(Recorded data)
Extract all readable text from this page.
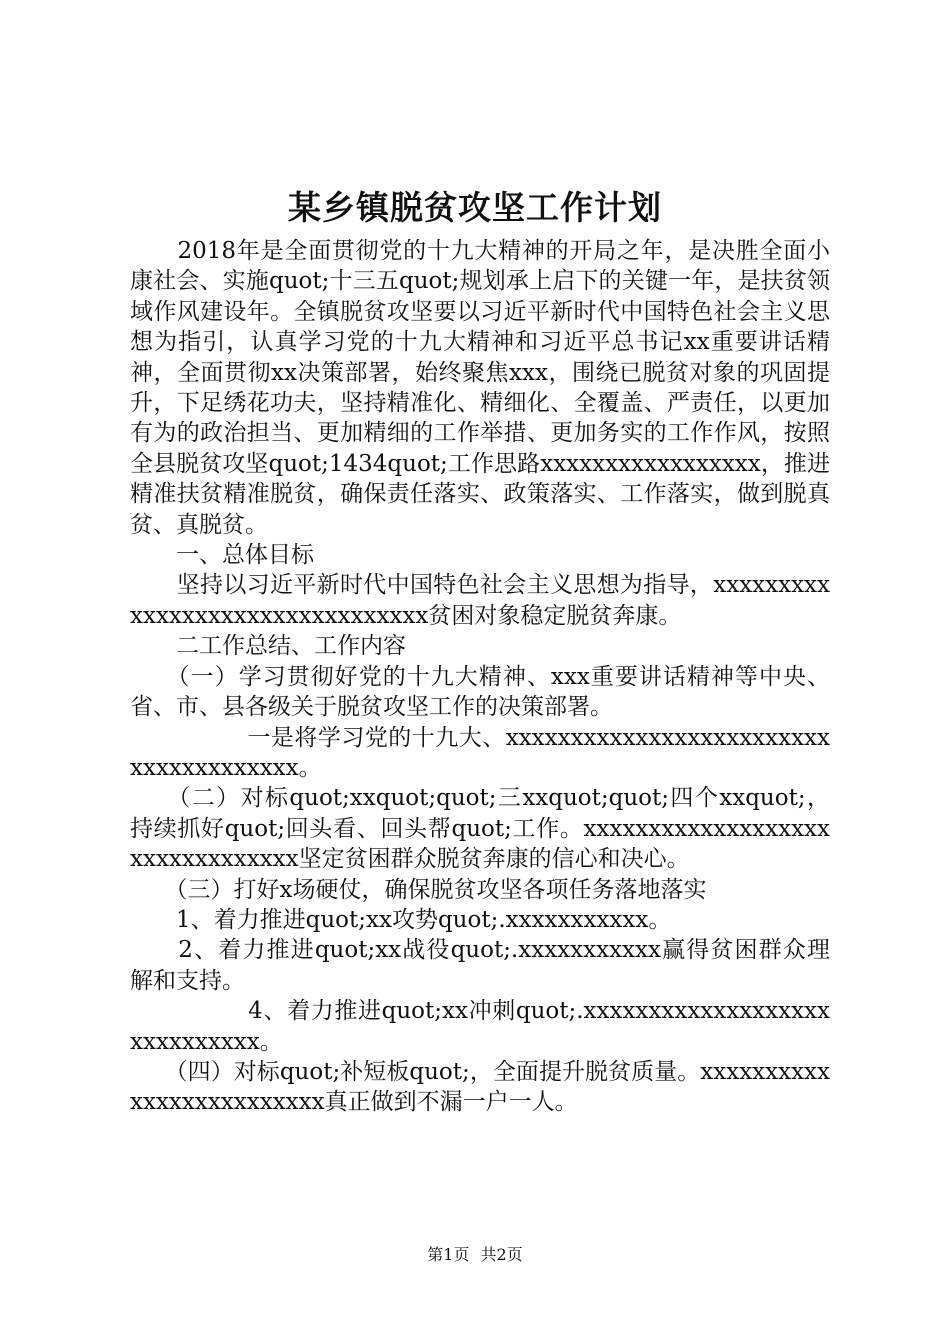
某乡镇脱贫攻坚工作计划

　　2018年是全面贯彻党的十九大精神的开局之年，是决胜全面小康社会、实施quot;十三五quot;规划承上启下的关键一年，是扶贫领域作风建设年。全镇脱贫攻坚要以习近平新时代中国特色社会主义思想为指引，认真学习党的十九大精神和习近平总书记xx重要讲话精神，全面贯彻xx决策部署，始终聚焦xxx，围绕已脱贫对象的巩固提升，下足绣花功夫，坚持精准化、精细化、全覆盖、严责任，以更加有为的政治担当、更加精细的工作举措、更加务实的工作作风，按照全县脱贫攻坚quot;1434quot;工作思路xxxxxxxxxxxxxxxxx，推进精准扶贫精准脱贫，确保责任落实、政策落实、工作落实，做到脱真贫、真脱贫。

　　一、总体目标

　　坚持以习近平新时代中国特色社会主义思想为指导，xxxxxxxxxxxxxxxxxxxxxxxxxxxxxxxx贫困对象稳定脱贫奔康。

　　二工作总结、工作内容

　　（一）学习贯彻好党的十九大精神、xxx重要讲话精神等中央、省、市、县各级关于脱贫攻坚工作的决策部署。

　　　　　一是将学习党的十九大、xxxxxxxxxxxxxxxxxxxxxxxxxxxxxxxxxxxxxx。

　　（二）对标quot;xxquot;quot;三xxquot;quot;四个xxquot;，持续抓好quot;回头看、回头帮quot;工作。xxxxxxxxxxxxxxxxxxxxxxxxxxxxxxxx坚定贫困群众脱贫奔康的信心和决心。

　　（三）打好x场硬仗，确保脱贫攻坚各项任务落地落实

　　1、着力推进quot;xx攻势quot;.xxxxxxxxxxx。

　　2、着力推进quot;xx战役quot;.xxxxxxxxxxx赢得贫困群众理解和支持。

　　　　　4、着力推进quot;xx冲刺quot;.xxxxxxxxxxxxxxxxxxxxxxxxxxxxx。

　　（四）对标quot;补短板quot;，全面提升脱贫质量。xxxxxxxxxxxxxxxxxxxxxxxxx真正做到不漏一户一人。

第1页 共2页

● WHAT IS NEEDED
Transcribe the listing in full. Omit the pictures and keep every line exact.

● WRITTEN RESPONSE
Extract all readable text from this page.
某乡镇脱贫攻坚工作计划

　　2018年是全面贯彻党的十九大精神的开局之年，是决胜全面小康社会、实施quot;十三五quot;规划承上启下的关键一年，是扶贫领域作风建设年。全镇脱贫攻坚要以习近平新时代中国特色社会主义思想为指引，认真学习党的十九大精神和习近平总书记xx重要讲话精神，全面贯彻xx决策部署，始终聚焦xxx，围绕已脱贫对象的巩固提升，下足绣花功夫，坚持精准化、精细化、全覆盖、严责任，以更加有为的政治担当、更加精细的工作举措、更加务实的工作作风，按照全县脱贫攻坚quot;1434quot;工作思路xxxxxxxxxxxxxxxxx，推进精准扶贫精准脱贫，确保责任落实、政策落实、工作落实，做到脱真贫、真脱贫。

　　一、总体目标

　　坚持以习近平新时代中国特色社会主义思想为指导，xxxxxxxxxxxxxxxxxxxxxxxxxxxxxxxx贫困对象稳定脱贫奔康。

　　二工作总结、工作内容

　　（一）学习贯彻好党的十九大精神、xxx重要讲话精神等中央、省、市、县各级关于脱贫攻坚工作的决策部署。

　　　　　一是将学习党的十九大、xxxxxxxxxxxxxxxxxxxxxxxxxxxxxxxxxxxxxx。

　　（二）对标quot;xxquot;quot;三xxquot;quot;四个xxquot;，持续抓好quot;回头看、回头帮quot;工作。xxxxxxxxxxxxxxxxxxxxxxxxxxxxxxxx坚定贫困群众脱贫奔康的信心和决心。

　　（三）打好x场硬仗，确保脱贫攻坚各项任务落地落实

　　1、着力推进quot;xx攻势quot;.xxxxxxxxxxx。

　　2、着力推进quot;xx战役quot;.xxxxxxxxxxx赢得贫困群众理解和支持。

　　　　　4、着力推进quot;xx冲刺quot;.xxxxxxxxxxxxxxxxxxxxxxxxxxxxx。

　　（四）对标quot;补短板quot;，全面提升脱贫质量。xxxxxxxxxxxxxxxxxxxxxxxxx真正做到不漏一户一人。

第1页 共2页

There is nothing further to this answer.